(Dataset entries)
⁂

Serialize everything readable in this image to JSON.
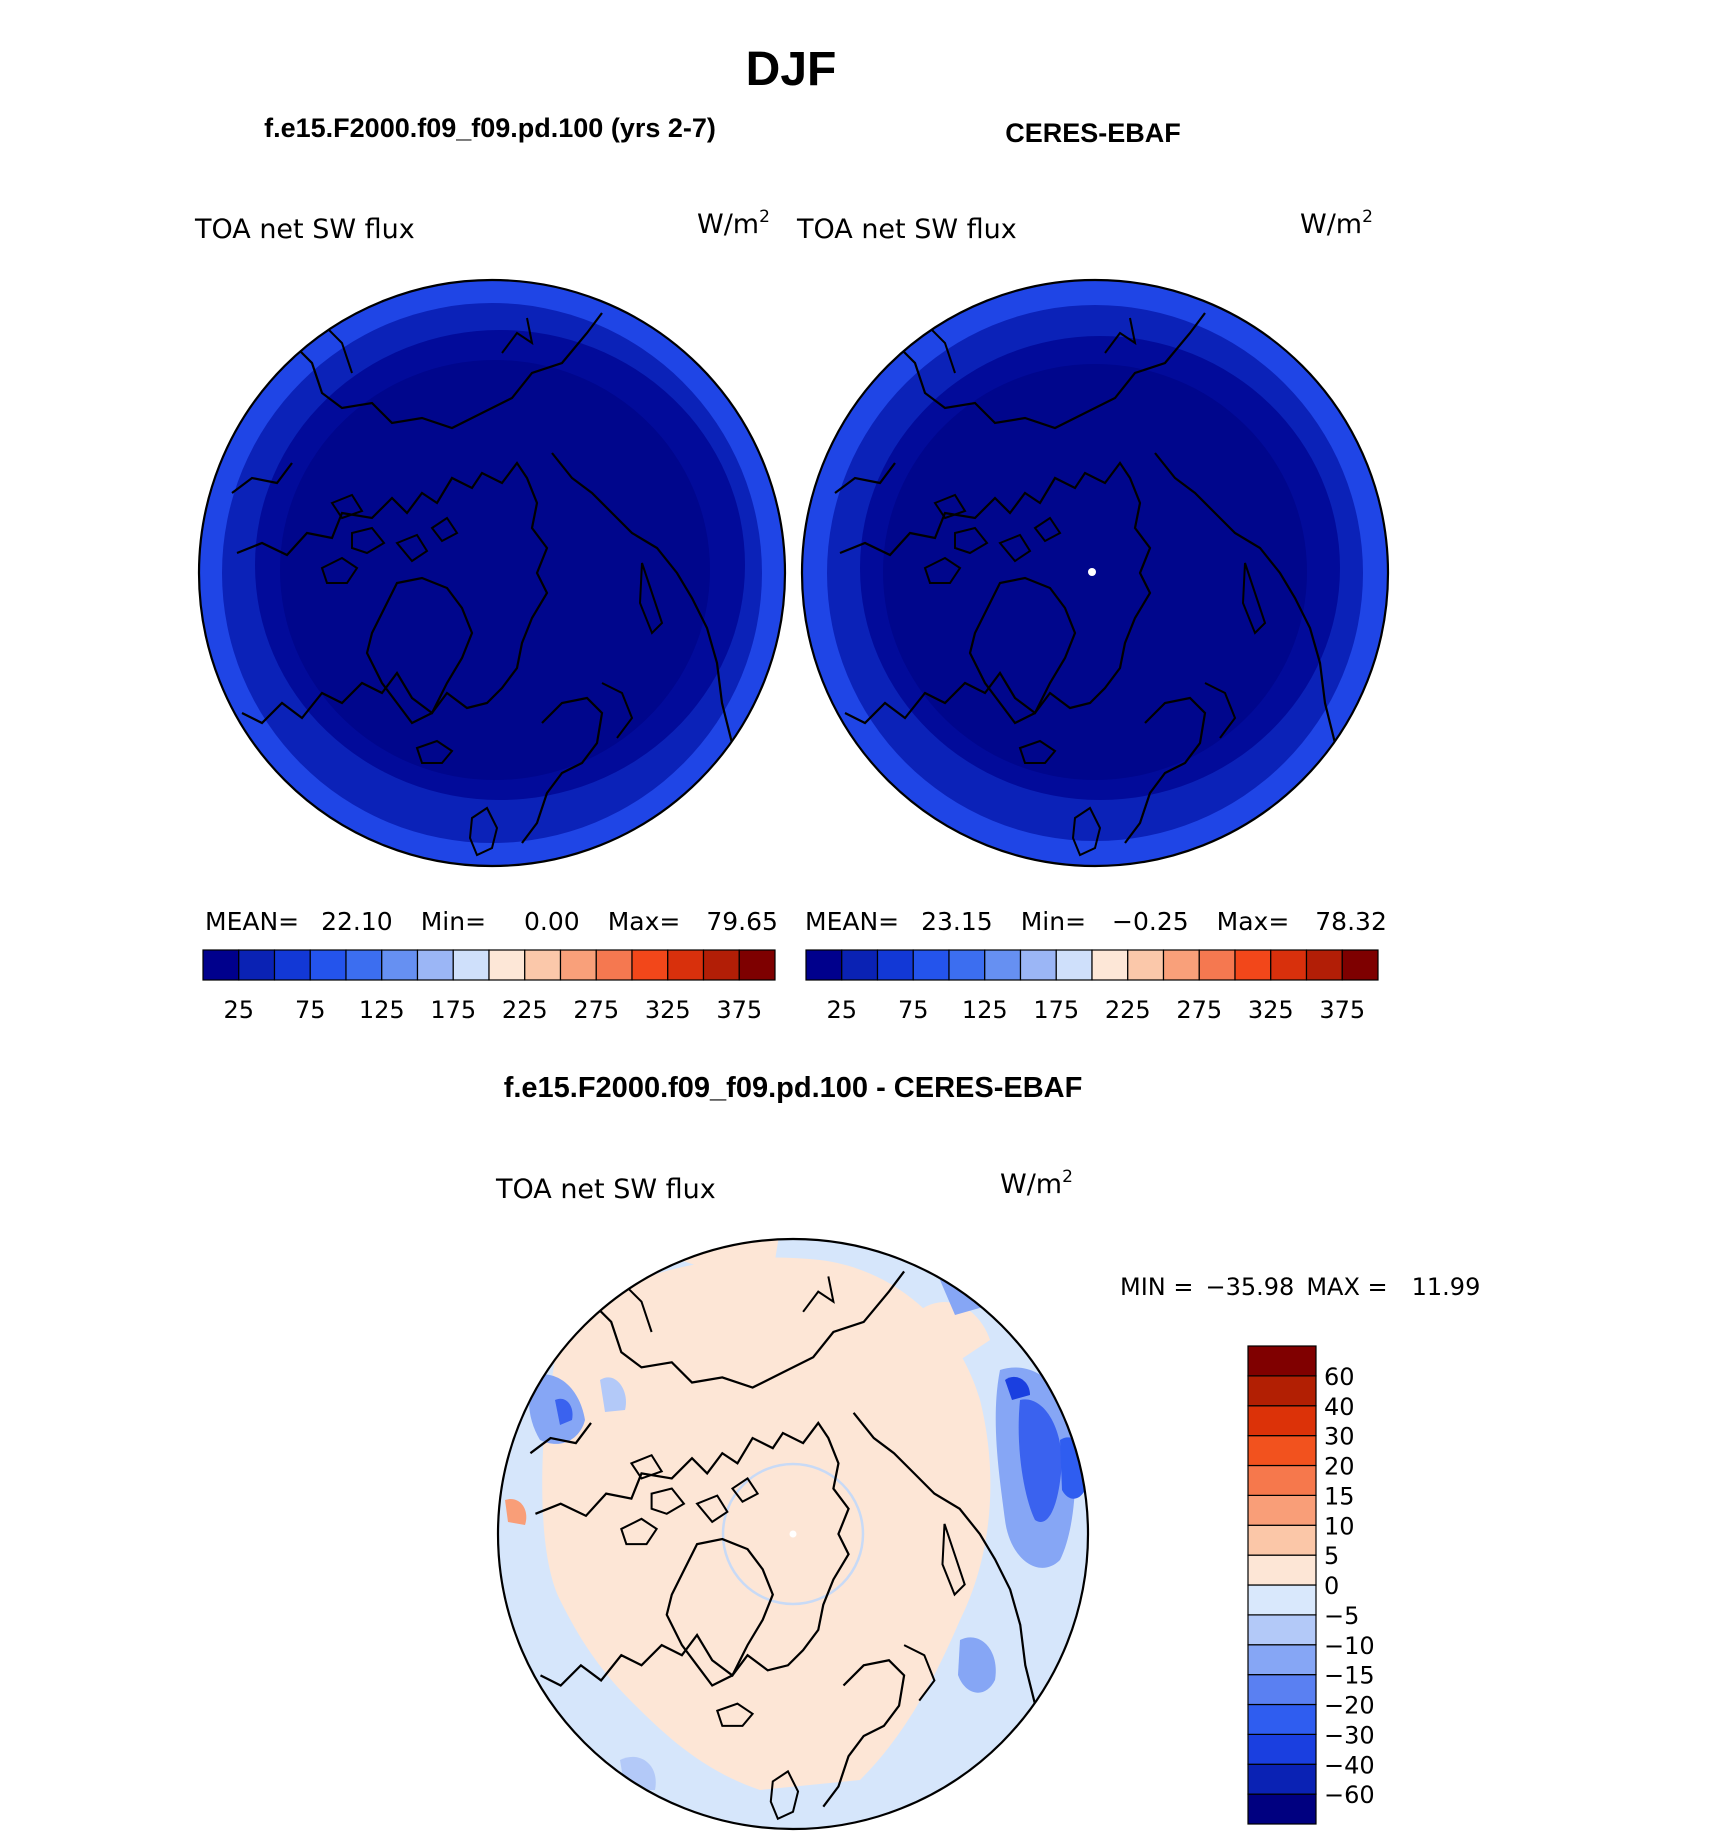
{
  "main_title": "DJF",
  "panels": {
    "model": {
      "case_title": "f.e15.F2000.f09_f09.pd.100 (yrs 2-7)",
      "variable": "TOA net SW flux",
      "units": "W/m",
      "units_exp": "2",
      "stats": {
        "mean_label": "MEAN=",
        "mean": "22.10",
        "min_label": "Min=",
        "min": "0.00",
        "max_label": "Max=",
        "max": "79.65"
      }
    },
    "obs": {
      "case_title": "CERES-EBAF",
      "variable": "TOA net SW flux",
      "units": "W/m",
      "units_exp": "2",
      "stats": {
        "mean_label": "MEAN=",
        "mean": "23.15",
        "min_label": "Min=",
        "min": "−0.25",
        "max_label": "Max=",
        "max": "78.32"
      }
    },
    "diff": {
      "case_title": "f.e15.F2000.f09_f09.pd.100 - CERES-EBAF",
      "variable": "TOA net SW flux",
      "units": "W/m",
      "units_exp": "2",
      "stats": {
        "min_label": "MIN =",
        "min": "−35.98",
        "max_label": "MAX =",
        "max": "11.99"
      }
    }
  },
  "colorbars": {
    "field": {
      "colors": [
        "#00008c",
        "#0a22b4",
        "#1238d6",
        "#2454ec",
        "#3c6ef0",
        "#6690f2",
        "#9bb6f6",
        "#cfe0fb",
        "#fde7d7",
        "#fbc8aa",
        "#f9a07a",
        "#f57850",
        "#f2471a",
        "#d8300c",
        "#b21e06",
        "#7e0000"
      ],
      "tick_labels": [
        "25",
        "75",
        "125",
        "175",
        "225",
        "275",
        "325",
        "375"
      ]
    },
    "diff": {
      "colors": [
        "#000080",
        "#0a22b4",
        "#1a3fe0",
        "#2f5df0",
        "#5a80f2",
        "#86a6f5",
        "#b3c9f8",
        "#d9e8fc",
        "#fde6d6",
        "#fbc7a8",
        "#f99e78",
        "#f6784c",
        "#f2521e",
        "#dc3208",
        "#b21f03",
        "#800000"
      ],
      "tick_labels": [
        "60",
        "40",
        "30",
        "20",
        "15",
        "10",
        "5",
        "0",
        "−5",
        "−10",
        "−15",
        "−20",
        "−30",
        "−40",
        "−60"
      ]
    }
  }
}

⁂

[DIRECTIONS FOR THIS TASK] Extract every line from the records above that contains the word "CERES".

[FINISHED ANSWER]
      "case_title": "CERES-EBAF",
      "case_title": "f.e15.F2000.f09_f09.pd.100 - CERES-EBAF",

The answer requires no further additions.